Exercise details -
Print the entries below word for word; the pictures stay out of your copy.

━━━

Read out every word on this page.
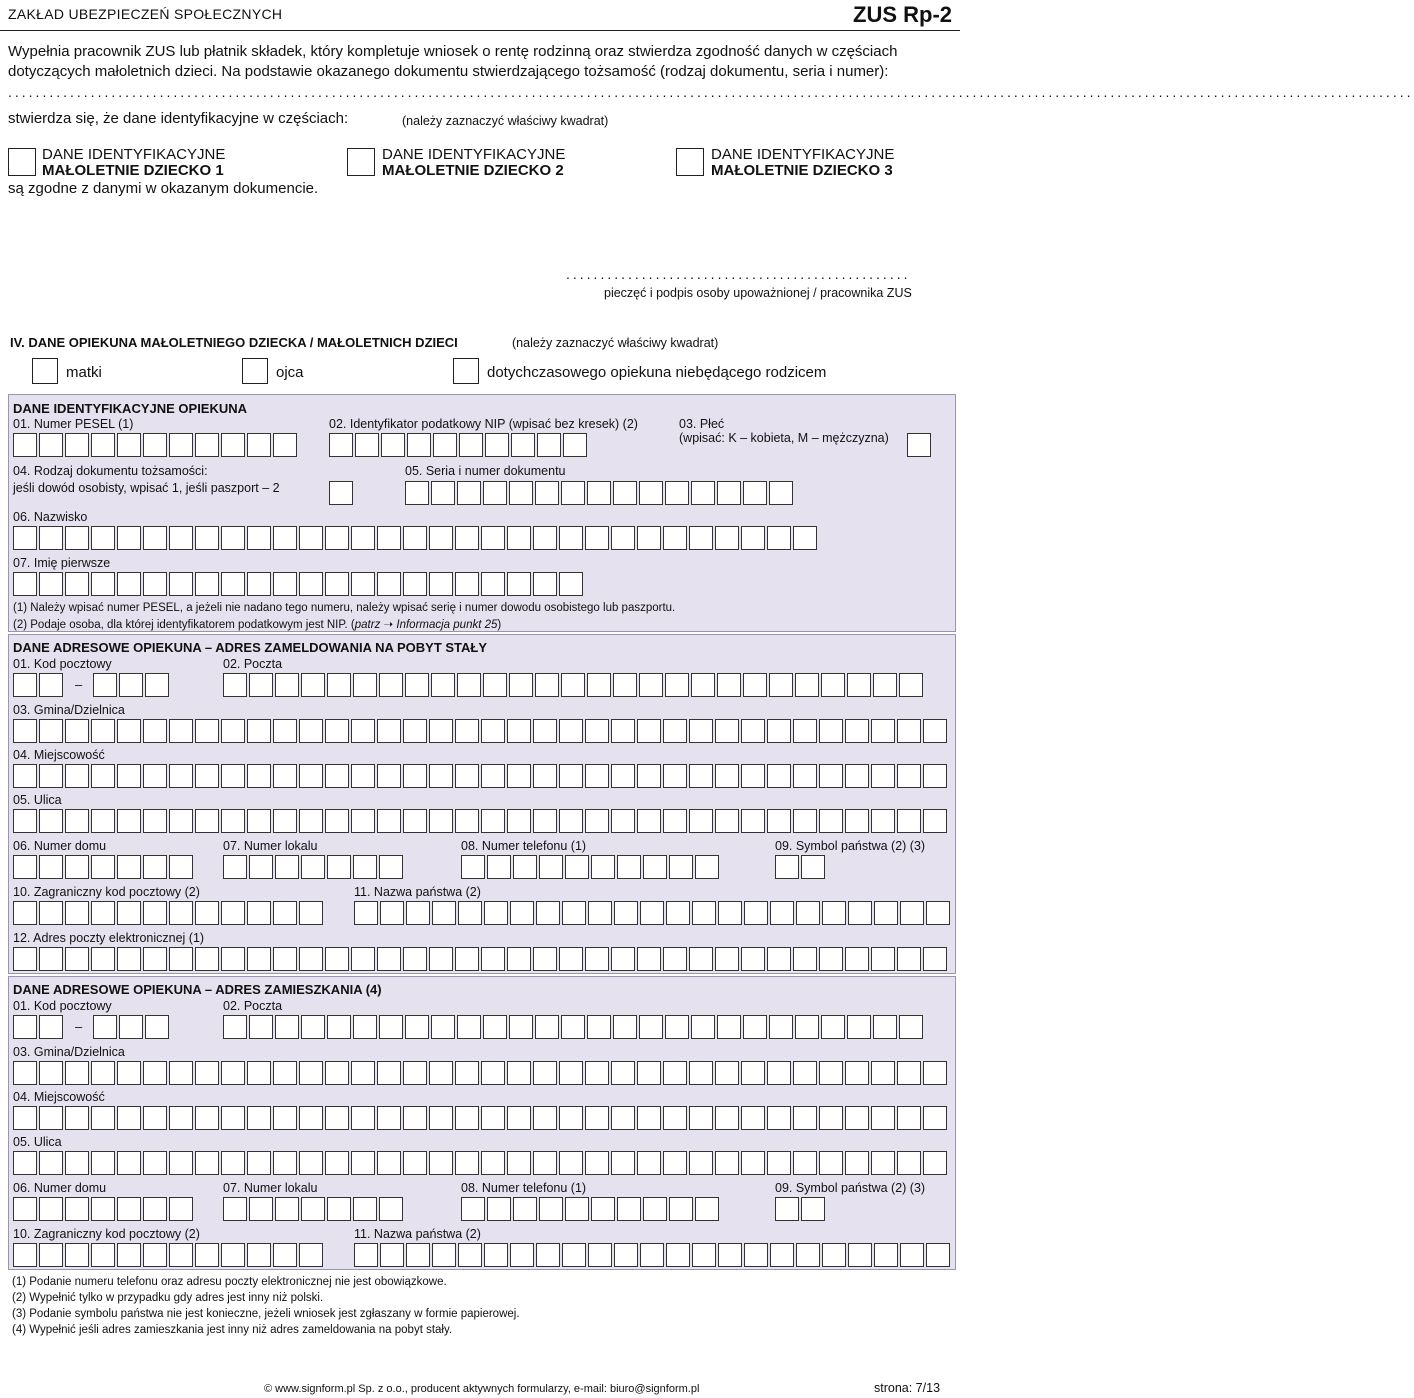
ZAKŁAD UBEZPIECZEŃ SPOŁECZNYCH	ZUS Rp-2
Wypełnia pracownik ZUS lub płatnik składek, który kompletuje wniosek o rentę rodzinną oraz stwierdza zgodność danych w częściach
dotyczących małoletnich dzieci. Na podstawie okazanego dokumentu stwierdzającego tożsamość (rodzaj dokumentu, seria i numer):
............................................................................................................................................................................................................
stwierdza się, że dane identyfikacyjne w częściach:	(należy zaznaczyć właściwy kwadrat)
DANE IDENTYFIKACYJNE
MAŁOLETNIE DZIECKO 1
DANE IDENTYFIKACYJNE
MAŁOLETNIE DZIECKO 2
DANE IDENTYFIKACYJNE
MAŁOLETNIE DZIECKO 3
są zgodne z danymi w okazanym dokumencie.
..................................................
pieczęć i podpis osoby upoważnionej / pracownika ZUS
IV. DANE OPIEKUNA MAŁOLETNIEGO DZIECKA / MAŁOLETNICH DZIECI	(należy zaznaczyć właściwy kwadrat)
matki	ojca	dotychczasowego opiekuna niebędącego rodzicem
DANE IDENTYFIKACYJNE OPIEKUNA
01. Numer PESEL (1)	02. Identyfikator podatkowy NIP (wpisać bez kresek) (2)	03. Płeć
(wpisać: K – kobieta, M – mężczyzna)
04. Rodzaj dokumentu tożsamości:
jeśli dowód osobisty, wpisać 1, jeśli paszport – 2
05. Seria i numer dokumentu
06. Nazwisko
07. Imię pierwsze
(1) Należy wpisać numer PESEL, a jeżeli nie nadano tego numeru, należy wpisać serię i numer dowodu osobistego lub paszportu.
(2) Podaje osoba, dla której identyfikatorem podatkowym jest NIP. (patrz ➝ Informacja punkt 25)
DANE ADRESOWE OPIEKUNA – ADRES ZAMELDOWANIA NA POBYT STAŁY
01. Kod pocztowy
–
02. Poczta
03. Gmina/Dzielnica
04. Miejscowość
05. Ulica
06. Numer domu	07. Numer lokalu	08. Numer telefonu (1)	09. Symbol państwa (2) (3)
10. Zagraniczny kod pocztowy (2)	11. Nazwa państwa (2)
12. Adres poczty elektronicznej (1)
DANE ADRESOWE OPIEKUNA – ADRES ZAMIESZKANIA (4)
01. Kod pocztowy
–
02. Poczta
03. Gmina/Dzielnica
04. Miejscowość
05. Ulica
06. Numer domu	07. Numer lokalu	08. Numer telefonu (1)	09. Symbol państwa (2) (3)
10. Zagraniczny kod pocztowy (2)	11. Nazwa państwa (2)
(1) Podanie numeru telefonu oraz adresu poczty elektronicznej nie jest obowiązkowe.
(2) Wypełnić tylko w przypadku gdy adres jest inny niż polski.
(3) Podanie symbolu państwa nie jest konieczne, jeżeli wniosek jest zgłaszany w formie papierowej.
(4) Wypełnić jeśli adres zamieszkania jest inny niż adres zameldowania na pobyt stały.
© www.signform.pl Sp. z o.o., producent aktywnych formularzy, e-mail: biuro@signform.pl	strona: 7/13
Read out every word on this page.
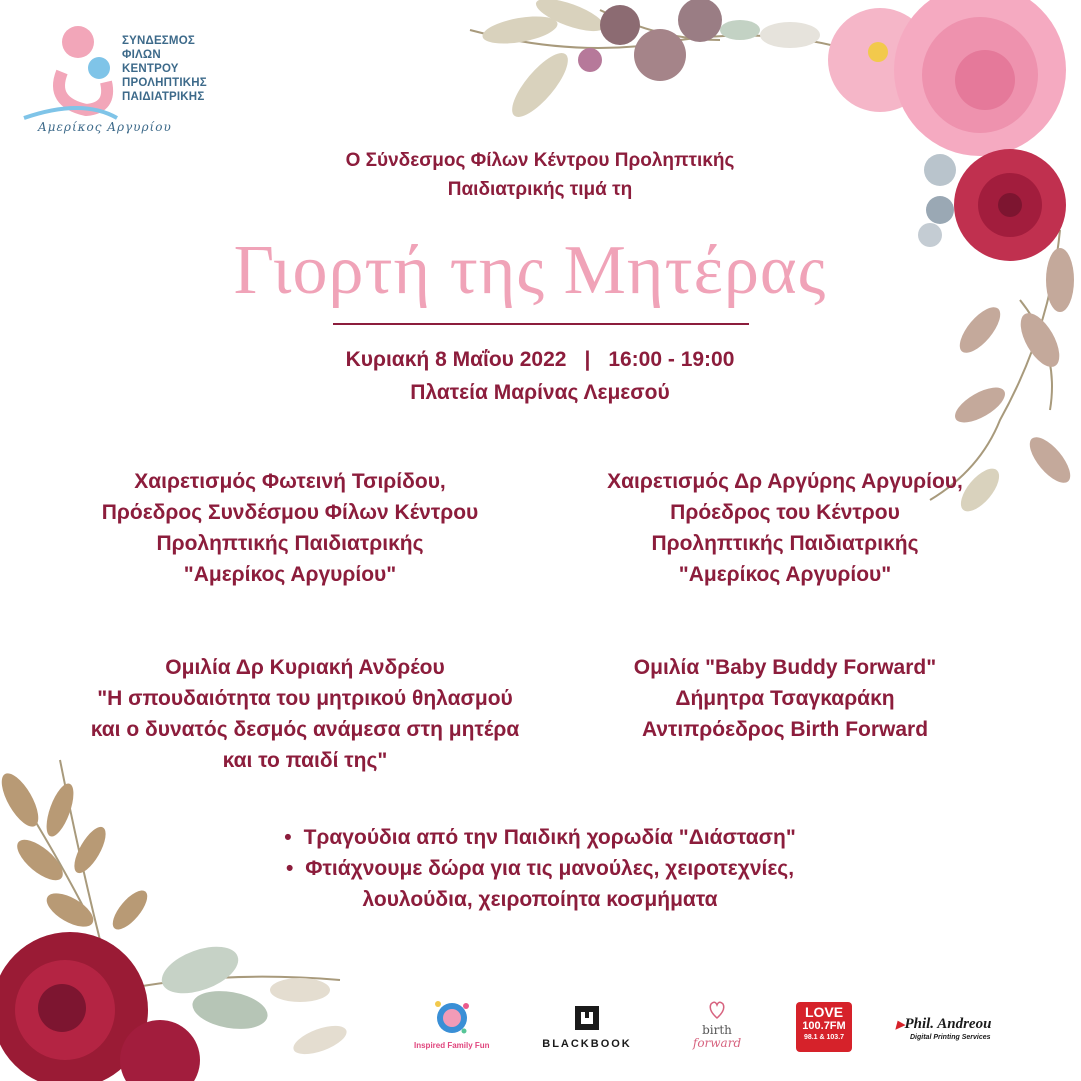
ΣΥΝΔΕΣΜΟΣ
ΦΙΛΩΝ
ΚΕΝΤΡΟΥ
ΠΡΟΛΗΠΤΙΚΗΣ
ΠΑΙΔΙΑΤΡΙΚΗΣ
Αμερίκος Αργυρίου
Ο Σύνδεσμος Φίλων Κέντρου Προληπτικής
Παιδιατρικής τιμά τη
Γιορτή της Μητέρας
Κυριακή 8 Μαΐου 2022 | 16:00 - 19:00
Πλατεία Μαρίνας Λεμεσού
Χαιρετισμός Φωτεινή Τσιρίδου,
Πρόεδρος Συνδέσμου Φίλων Κέντρου
Προληπτικής Παιδιατρικής
"Αμερίκος Αργυρίου"
Χαιρετισμός Δρ Αργύρης Αργυρίου,
Πρόεδρος του Κέντρου
Προληπτικής Παιδιατρικής
"Αμερίκος Αργυρίου"
Ομιλία Δρ Κυριακή Ανδρέου
"Η σπουδαιότητα του μητρικού θηλασμού
και ο δυνατός δεσμός ανάμεσα στη μητέρα
και το παιδί της"
Ομιλία "Baby Buddy Forward"
Δήμητρα Τσαγκαράκη
Αντιπρόεδρος Birth Forward
• Τραγούδια από την Παιδική χορωδία "Διάσταση"
• Φτιάχνουμε δώρα για τις μανούλες, χειροτεχνίες,
λουλούδια, χειροποίητα κοσμήματα
Inspired Family Fun	BLACKBOOK
birth
forward
LOVE
100.7FM
98.1 & 103.7
▶Phil. Andreou
Digital Printing Services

━━━

Task result -
Read out every word on this page.
ZAKŁAD UBEZPIECZEŃ SPOŁECZNYCH	ZUS Rp-2
Wypełnia pracownik ZUS lub płatnik składek, który kompletuje wniosek o rentę rodzinną oraz stwierdza zgodność danych w częściach
dotyczących małoletnich dzieci. Na podstawie okazanego dokumentu stwierdzającego tożsamość (rodzaj dokumentu, seria i numer):
............................................................................................................................................................................................................
stwierdza się, że dane identyfikacyjne w częściach:	(należy zaznaczyć właściwy kwadrat)
DANE IDENTYFIKACYJNE
MAŁOLETNIE DZIECKO 1
DANE IDENTYFIKACYJNE
MAŁOLETNIE DZIECKO 2
DANE IDENTYFIKACYJNE
MAŁOLETNIE DZIECKO 3
są zgodne z danymi w okazanym dokumencie.
..................................................
pieczęć i podpis osoby upoważnionej / pracownika ZUS
IV. DANE OPIEKUNA MAŁOLETNIEGO DZIECKA / MAŁOLETNICH DZIECI	(należy zaznaczyć właściwy kwadrat)
matki	ojca	dotychczasowego opiekuna niebędącego rodzicem
DANE IDENTYFIKACYJNE OPIEKUNA
01. Numer PESEL (1)	02. Identyfikator podatkowy NIP (wpisać bez kresek) (2)	03. Płeć
(wpisać: K – kobieta, M – mężczyzna)
04. Rodzaj dokumentu tożsamości:
jeśli dowód osobisty, wpisać 1, jeśli paszport – 2
05. Seria i numer dokumentu
06. Nazwisko
07. Imię pierwsze
(1) Należy wpisać numer PESEL, a jeżeli nie nadano tego numeru, należy wpisać serię i numer dowodu osobistego lub paszportu.
(2) Podaje osoba, dla której identyfikatorem podatkowym jest NIP. (patrz ➝ Informacja punkt 25)
DANE ADRESOWE OPIEKUNA – ADRES ZAMELDOWANIA NA POBYT STAŁY
01. Kod pocztowy
–
02. Poczta
03. Gmina/Dzielnica
04. Miejscowość
05. Ulica
06. Numer domu	07. Numer lokalu	08. Numer telefonu (1)	09. Symbol państwa (2) (3)
10. Zagraniczny kod pocztowy (2)	11. Nazwa państwa (2)
12. Adres poczty elektronicznej (1)
DANE ADRESOWE OPIEKUNA – ADRES ZAMIESZKANIA (4)
01. Kod pocztowy
–
02. Poczta
03. Gmina/Dzielnica
04. Miejscowość
05. Ulica
06. Numer domu	07. Numer lokalu	08. Numer telefonu (1)	09. Symbol państwa (2) (3)
10. Zagraniczny kod pocztowy (2)	11. Nazwa państwa (2)
(1) Podanie numeru telefonu oraz adresu poczty elektronicznej nie jest obowiązkowe.
(2) Wypełnić tylko w przypadku gdy adres jest inny niż polski.
(3) Podanie symbolu państwa nie jest konieczne, jeżeli wniosek jest zgłaszany w formie papierowej.
(4) Wypełnić jeśli adres zamieszkania jest inny niż adres zameldowania na pobyt stały.
© www.signform.pl Sp. z o.o., producent aktywnych formularzy, e-mail: biuro@signform.pl	strona: 7/13
Read out every word on this page.
ΣΥΝΔΕΣΜΟΣ
ΦΙΛΩΝ
ΚΕΝΤΡΟΥ
ΠΡΟΛΗΠΤΙΚΗΣ
ΠΑΙΔΙΑΤΡΙΚΗΣ
Αμερίκος Αργυρίου
Ο Σύνδεσμος Φίλων Κέντρου Προληπτικής
Παιδιατρικής τιμά τη
Γιορτή της Μητέρας
Κυριακή 8 Μαΐου 2022 | 16:00 - 19:00
Πλατεία Μαρίνας Λεμεσού
Χαιρετισμός Φωτεινή Τσιρίδου,
Πρόεδρος Συνδέσμου Φίλων Κέντρου
Προληπτικής Παιδιατρικής
"Αμερίκος Αργυρίου"
Χαιρετισμός Δρ Αργύρης Αργυρίου,
Πρόεδρος του Κέντρου
Προληπτικής Παιδιατρικής
"Αμερίκος Αργυρίου"
Ομιλία Δρ Κυριακή Ανδρέου
"Η σπουδαιότητα του μητρικού θηλασμού
και ο δυνατός δεσμός ανάμεσα στη μητέρα
και το παιδί της"
Ομιλία "Baby Buddy Forward"
Δήμητρα Τσαγκαράκη
Αντιπρόεδρος Birth Forward
• Τραγούδια από την Παιδική χορωδία "Διάσταση"
• Φτιάχνουμε δώρα για τις μανούλες, χειροτεχνίες,
λουλούδια, χειροποίητα κοσμήματα
Inspired Family Fun	BLACKBOOK
birth
forward
LOVE
100.7FM
98.1 & 103.7
▶Phil. Andreou
Digital Printing Services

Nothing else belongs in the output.